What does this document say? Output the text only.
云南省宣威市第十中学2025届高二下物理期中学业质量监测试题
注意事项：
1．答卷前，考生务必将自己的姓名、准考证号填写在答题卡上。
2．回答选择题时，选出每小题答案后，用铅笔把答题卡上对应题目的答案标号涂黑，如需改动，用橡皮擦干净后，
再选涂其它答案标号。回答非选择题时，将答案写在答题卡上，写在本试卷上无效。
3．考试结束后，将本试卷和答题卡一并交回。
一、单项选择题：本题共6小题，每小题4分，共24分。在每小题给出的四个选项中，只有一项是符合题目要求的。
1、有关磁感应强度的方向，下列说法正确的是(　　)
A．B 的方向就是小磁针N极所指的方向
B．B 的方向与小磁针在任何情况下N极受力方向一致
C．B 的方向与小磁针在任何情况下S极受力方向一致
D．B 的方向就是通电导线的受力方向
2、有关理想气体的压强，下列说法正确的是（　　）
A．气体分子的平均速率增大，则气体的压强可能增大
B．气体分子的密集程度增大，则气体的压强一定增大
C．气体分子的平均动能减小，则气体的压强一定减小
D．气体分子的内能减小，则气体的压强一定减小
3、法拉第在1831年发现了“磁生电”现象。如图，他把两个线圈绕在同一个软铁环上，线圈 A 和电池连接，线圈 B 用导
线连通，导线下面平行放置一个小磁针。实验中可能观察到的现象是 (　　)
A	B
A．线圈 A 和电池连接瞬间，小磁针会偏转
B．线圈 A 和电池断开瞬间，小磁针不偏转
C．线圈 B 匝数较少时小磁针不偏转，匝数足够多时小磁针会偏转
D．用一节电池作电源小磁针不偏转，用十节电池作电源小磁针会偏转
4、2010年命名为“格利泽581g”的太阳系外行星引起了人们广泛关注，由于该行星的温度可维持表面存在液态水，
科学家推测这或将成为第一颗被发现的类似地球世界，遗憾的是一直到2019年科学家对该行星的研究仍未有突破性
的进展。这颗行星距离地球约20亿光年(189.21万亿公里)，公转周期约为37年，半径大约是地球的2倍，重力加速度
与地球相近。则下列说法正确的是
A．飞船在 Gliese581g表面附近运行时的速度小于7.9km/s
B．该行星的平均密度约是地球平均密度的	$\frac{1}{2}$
- - -
Reproduce each entry above exactly, keeping every word.

Finished answer
What does this document say? Output the text only.
云南省宣威市第十中学2025届高二下物理期中学业质量监测试题
注意事项：
1．答卷前，考生务必将自己的姓名、准考证号填写在答题卡上。
2．回答选择题时，选出每小题答案后，用铅笔把答题卡上对应题目的答案标号涂黑，如需改动，用橡皮擦干净后，
再选涂其它答案标号。回答非选择题时，将答案写在答题卡上，写在本试卷上无效。
3．考试结束后，将本试卷和答题卡一并交回。
一、单项选择题：本题共6小题，每小题4分，共24分。在每小题给出的四个选项中，只有一项是符合题目要求的。
1、有关磁感应强度的方向，下列说法正确的是(　　)
A．B 的方向就是小磁针N极所指的方向
B．B 的方向与小磁针在任何情况下N极受力方向一致
C．B 的方向与小磁针在任何情况下S极受力方向一致
D．B 的方向就是通电导线的受力方向
2、有关理想气体的压强，下列说法正确的是（　　）
A．气体分子的平均速率增大，则气体的压强可能增大
B．气体分子的密集程度增大，则气体的压强一定增大
C．气体分子的平均动能减小，则气体的压强一定减小
D．气体分子的内能减小，则气体的压强一定减小
3、法拉第在1831年发现了“磁生电”现象。如图，他把两个线圈绕在同一个软铁环上，线圈 A 和电池连接，线圈 B 用导
线连通，导线下面平行放置一个小磁针。实验中可能观察到的现象是 (　　)
A	B
A．线圈 A 和电池连接瞬间，小磁针会偏转
B．线圈 A 和电池断开瞬间，小磁针不偏转
C．线圈 B 匝数较少时小磁针不偏转，匝数足够多时小磁针会偏转
D．用一节电池作电源小磁针不偏转，用十节电池作电源小磁针会偏转
4、2010年命名为“格利泽581g”的太阳系外行星引起了人们广泛关注，由于该行星的温度可维持表面存在液态水，
科学家推测这或将成为第一颗被发现的类似地球世界，遗憾的是一直到2019年科学家对该行星的研究仍未有突破性
的进展。这颗行星距离地球约20亿光年(189.21万亿公里)，公转周期约为37年，半径大约是地球的2倍，重力加速度
与地球相近。则下列说法正确的是
A．飞船在 Gliese581g表面附近运行时的速度小于7.9km/s
B．该行星的平均密度约是地球平均密度的	$\frac{1}{2}$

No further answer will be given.